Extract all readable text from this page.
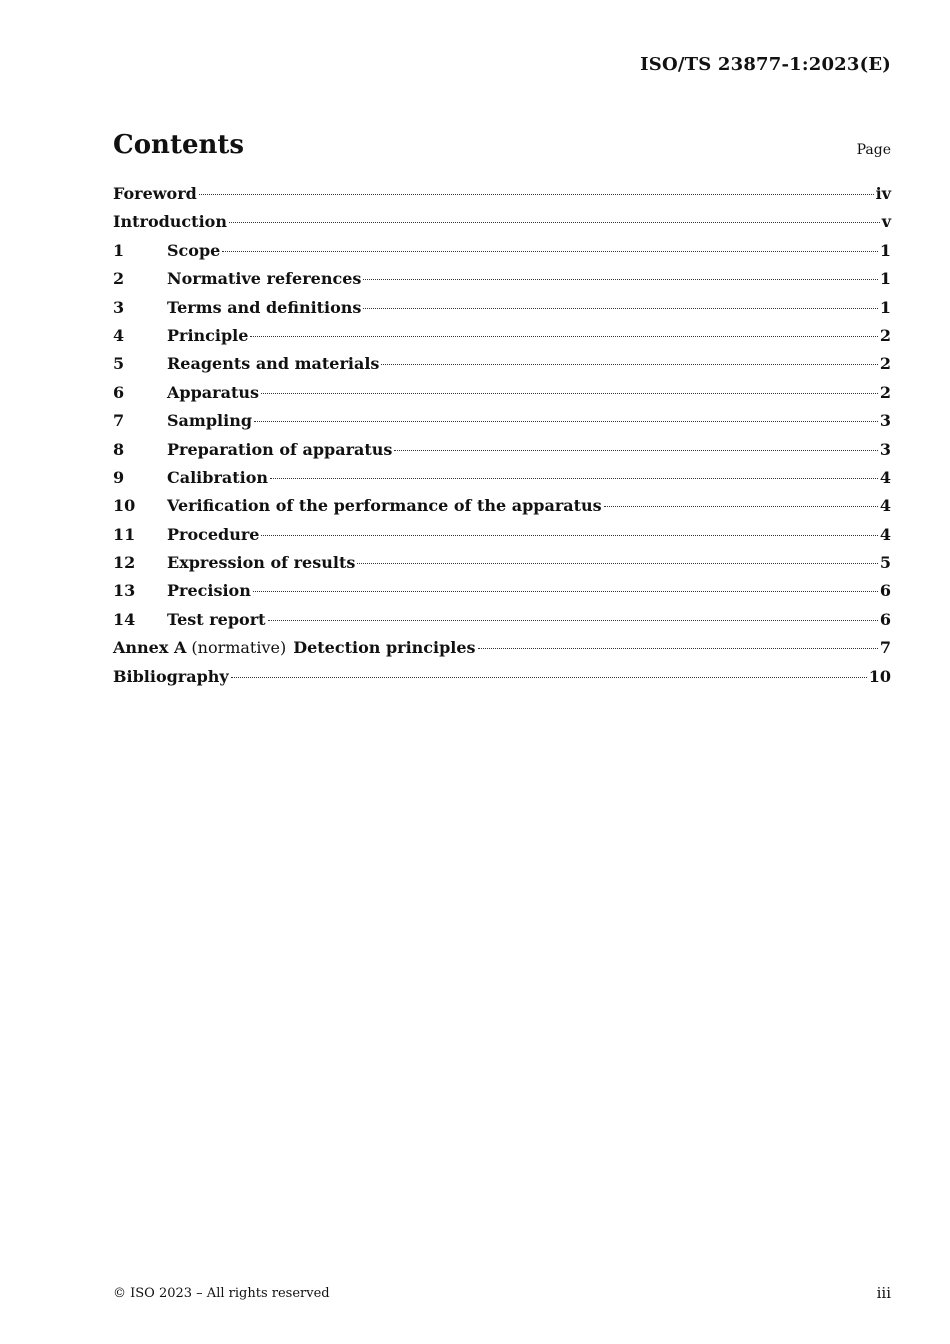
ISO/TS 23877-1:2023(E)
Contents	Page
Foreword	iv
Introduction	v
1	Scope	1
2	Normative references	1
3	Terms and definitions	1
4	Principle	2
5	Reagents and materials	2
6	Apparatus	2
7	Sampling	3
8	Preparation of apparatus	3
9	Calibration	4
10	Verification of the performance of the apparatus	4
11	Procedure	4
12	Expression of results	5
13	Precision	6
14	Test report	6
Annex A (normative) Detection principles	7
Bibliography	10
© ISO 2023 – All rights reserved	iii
· · · · · · ·
What you will do: Make an exact copy of every entry above, minus the images.

Solution:
Extract all readable text from this page.
ISO/TS 23877-1:2023(E)
Contents	Page
Foreword	iv
Introduction	v
1	Scope	1
2	Normative references	1
3	Terms and definitions	1
4	Principle	2
5	Reagents and materials	2
6	Apparatus	2
7	Sampling	3
8	Preparation of apparatus	3
9	Calibration	4
10	Verification of the performance of the apparatus	4
11	Procedure	4
12	Expression of results	5
13	Precision	6
14	Test report	6
Annex A (normative) Detection principles	7
Bibliography	10
© ISO 2023 – All rights reserved	iii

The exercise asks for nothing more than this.